Records shown:
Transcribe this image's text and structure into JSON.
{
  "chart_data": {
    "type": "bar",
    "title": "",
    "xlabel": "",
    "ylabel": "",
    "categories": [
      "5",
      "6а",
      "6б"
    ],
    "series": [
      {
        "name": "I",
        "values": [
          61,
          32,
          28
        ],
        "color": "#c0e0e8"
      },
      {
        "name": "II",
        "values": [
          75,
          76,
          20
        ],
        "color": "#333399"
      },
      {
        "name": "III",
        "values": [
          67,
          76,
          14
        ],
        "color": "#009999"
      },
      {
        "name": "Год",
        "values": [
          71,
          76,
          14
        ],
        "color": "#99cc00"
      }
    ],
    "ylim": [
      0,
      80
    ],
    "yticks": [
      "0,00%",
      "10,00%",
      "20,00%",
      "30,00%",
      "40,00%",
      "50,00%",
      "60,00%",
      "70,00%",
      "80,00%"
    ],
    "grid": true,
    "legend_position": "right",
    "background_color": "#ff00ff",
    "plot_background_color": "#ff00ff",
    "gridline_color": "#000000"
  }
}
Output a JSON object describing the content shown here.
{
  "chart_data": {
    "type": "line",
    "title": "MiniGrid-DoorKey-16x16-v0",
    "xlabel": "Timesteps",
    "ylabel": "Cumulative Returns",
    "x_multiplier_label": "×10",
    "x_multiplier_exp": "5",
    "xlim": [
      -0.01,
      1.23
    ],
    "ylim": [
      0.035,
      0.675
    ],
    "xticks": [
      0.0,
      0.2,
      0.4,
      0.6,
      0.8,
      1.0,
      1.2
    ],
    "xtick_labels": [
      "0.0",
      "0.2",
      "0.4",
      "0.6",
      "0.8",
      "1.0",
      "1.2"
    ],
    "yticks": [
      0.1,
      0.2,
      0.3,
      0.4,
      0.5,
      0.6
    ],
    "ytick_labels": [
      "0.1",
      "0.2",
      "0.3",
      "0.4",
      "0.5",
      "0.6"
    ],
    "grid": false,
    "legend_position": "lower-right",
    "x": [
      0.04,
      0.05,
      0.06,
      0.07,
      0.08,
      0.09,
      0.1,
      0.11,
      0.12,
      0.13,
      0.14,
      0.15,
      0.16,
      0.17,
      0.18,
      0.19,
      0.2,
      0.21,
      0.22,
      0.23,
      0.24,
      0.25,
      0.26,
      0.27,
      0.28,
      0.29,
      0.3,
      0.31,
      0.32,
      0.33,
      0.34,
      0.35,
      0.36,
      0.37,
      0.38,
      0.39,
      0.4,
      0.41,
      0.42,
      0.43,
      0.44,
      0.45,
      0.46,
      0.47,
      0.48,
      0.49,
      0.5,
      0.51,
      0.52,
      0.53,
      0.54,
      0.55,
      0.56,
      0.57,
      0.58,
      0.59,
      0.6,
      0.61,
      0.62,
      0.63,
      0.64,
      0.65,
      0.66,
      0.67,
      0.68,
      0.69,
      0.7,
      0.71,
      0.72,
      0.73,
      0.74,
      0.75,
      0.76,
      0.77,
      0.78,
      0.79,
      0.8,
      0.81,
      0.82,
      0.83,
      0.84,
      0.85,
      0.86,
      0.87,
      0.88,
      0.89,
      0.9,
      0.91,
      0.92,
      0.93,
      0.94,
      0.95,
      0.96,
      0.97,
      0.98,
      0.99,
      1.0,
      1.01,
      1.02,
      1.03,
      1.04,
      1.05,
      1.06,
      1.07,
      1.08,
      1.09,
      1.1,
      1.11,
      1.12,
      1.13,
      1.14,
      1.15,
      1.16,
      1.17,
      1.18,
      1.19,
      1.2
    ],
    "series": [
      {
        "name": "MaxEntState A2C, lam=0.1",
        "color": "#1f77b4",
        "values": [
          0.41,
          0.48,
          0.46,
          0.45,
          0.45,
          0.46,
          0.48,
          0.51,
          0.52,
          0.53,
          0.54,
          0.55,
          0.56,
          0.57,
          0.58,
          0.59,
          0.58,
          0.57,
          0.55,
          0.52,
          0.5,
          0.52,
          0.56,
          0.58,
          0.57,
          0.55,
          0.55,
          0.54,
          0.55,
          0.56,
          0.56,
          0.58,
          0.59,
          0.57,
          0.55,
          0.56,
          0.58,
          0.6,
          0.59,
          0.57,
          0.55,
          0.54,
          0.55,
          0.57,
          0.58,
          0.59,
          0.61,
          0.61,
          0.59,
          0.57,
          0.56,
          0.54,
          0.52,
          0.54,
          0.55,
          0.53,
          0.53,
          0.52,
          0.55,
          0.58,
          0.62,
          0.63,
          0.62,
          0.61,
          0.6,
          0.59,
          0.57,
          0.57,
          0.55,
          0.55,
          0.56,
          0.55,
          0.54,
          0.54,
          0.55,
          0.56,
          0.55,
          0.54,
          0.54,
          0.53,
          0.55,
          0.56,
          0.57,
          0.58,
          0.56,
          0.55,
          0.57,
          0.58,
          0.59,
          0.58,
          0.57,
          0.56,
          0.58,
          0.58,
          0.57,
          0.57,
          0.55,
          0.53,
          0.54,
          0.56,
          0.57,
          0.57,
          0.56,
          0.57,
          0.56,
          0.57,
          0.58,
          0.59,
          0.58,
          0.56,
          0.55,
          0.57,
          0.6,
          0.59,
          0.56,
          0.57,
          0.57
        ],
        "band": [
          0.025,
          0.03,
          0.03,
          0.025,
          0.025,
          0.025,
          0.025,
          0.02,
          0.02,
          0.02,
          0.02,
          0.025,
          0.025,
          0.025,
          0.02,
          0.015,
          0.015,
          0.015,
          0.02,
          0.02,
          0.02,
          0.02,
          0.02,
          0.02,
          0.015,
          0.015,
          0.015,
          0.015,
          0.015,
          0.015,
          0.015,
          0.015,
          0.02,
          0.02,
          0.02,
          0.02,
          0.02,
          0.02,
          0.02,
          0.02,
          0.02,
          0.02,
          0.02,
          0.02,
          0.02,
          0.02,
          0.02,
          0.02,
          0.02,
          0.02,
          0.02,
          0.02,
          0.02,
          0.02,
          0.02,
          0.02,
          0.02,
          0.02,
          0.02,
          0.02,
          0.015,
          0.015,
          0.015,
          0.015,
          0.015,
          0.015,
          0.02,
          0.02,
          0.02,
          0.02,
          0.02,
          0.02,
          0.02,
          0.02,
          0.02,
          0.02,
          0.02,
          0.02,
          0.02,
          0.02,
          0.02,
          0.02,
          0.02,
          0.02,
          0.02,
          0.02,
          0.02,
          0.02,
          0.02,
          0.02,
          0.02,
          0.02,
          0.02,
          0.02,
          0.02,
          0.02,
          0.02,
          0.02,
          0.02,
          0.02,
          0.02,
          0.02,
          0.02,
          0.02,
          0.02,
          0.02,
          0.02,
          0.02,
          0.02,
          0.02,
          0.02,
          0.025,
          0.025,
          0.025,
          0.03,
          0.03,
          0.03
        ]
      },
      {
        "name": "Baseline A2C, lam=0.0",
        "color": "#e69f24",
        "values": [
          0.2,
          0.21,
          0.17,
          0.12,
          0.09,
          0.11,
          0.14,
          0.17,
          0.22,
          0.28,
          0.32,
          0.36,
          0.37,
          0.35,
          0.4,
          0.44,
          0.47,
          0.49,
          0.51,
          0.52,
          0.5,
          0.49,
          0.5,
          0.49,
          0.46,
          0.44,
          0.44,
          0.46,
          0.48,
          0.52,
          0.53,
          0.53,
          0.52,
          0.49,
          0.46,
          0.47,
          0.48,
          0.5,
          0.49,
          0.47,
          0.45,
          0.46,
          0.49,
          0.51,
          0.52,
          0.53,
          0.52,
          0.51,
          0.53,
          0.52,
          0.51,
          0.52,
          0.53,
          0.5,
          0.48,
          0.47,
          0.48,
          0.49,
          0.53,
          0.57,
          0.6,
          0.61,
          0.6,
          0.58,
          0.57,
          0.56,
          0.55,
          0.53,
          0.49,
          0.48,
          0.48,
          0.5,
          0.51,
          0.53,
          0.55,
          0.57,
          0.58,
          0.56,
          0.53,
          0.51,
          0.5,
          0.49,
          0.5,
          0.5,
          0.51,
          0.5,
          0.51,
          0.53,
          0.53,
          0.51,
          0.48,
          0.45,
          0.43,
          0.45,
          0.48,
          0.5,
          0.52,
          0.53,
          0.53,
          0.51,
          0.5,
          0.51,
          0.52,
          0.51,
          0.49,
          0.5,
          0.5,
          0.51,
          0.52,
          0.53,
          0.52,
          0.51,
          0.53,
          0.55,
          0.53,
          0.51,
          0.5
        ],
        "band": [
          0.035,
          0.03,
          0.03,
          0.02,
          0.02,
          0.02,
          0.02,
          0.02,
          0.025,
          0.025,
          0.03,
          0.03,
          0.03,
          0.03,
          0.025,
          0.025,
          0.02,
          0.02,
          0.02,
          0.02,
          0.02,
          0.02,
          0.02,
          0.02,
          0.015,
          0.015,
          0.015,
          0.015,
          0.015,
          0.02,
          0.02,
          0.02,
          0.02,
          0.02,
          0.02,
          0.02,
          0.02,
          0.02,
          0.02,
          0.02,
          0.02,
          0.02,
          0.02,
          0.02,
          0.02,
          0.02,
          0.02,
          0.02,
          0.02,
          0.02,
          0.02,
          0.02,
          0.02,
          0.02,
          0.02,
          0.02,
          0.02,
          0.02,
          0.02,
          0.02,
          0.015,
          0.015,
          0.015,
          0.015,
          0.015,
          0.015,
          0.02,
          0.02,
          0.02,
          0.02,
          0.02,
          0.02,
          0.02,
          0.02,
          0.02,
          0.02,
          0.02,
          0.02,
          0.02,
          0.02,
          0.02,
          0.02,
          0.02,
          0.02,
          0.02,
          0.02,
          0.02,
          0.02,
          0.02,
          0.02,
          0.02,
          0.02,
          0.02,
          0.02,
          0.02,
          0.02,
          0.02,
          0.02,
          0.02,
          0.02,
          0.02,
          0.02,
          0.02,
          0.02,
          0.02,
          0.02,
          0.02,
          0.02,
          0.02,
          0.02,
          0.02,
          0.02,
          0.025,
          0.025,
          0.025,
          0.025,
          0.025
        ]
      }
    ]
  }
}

Given exercise: Count up every line above that has the word "right" in it; answer with the number alone.

Full solution: 2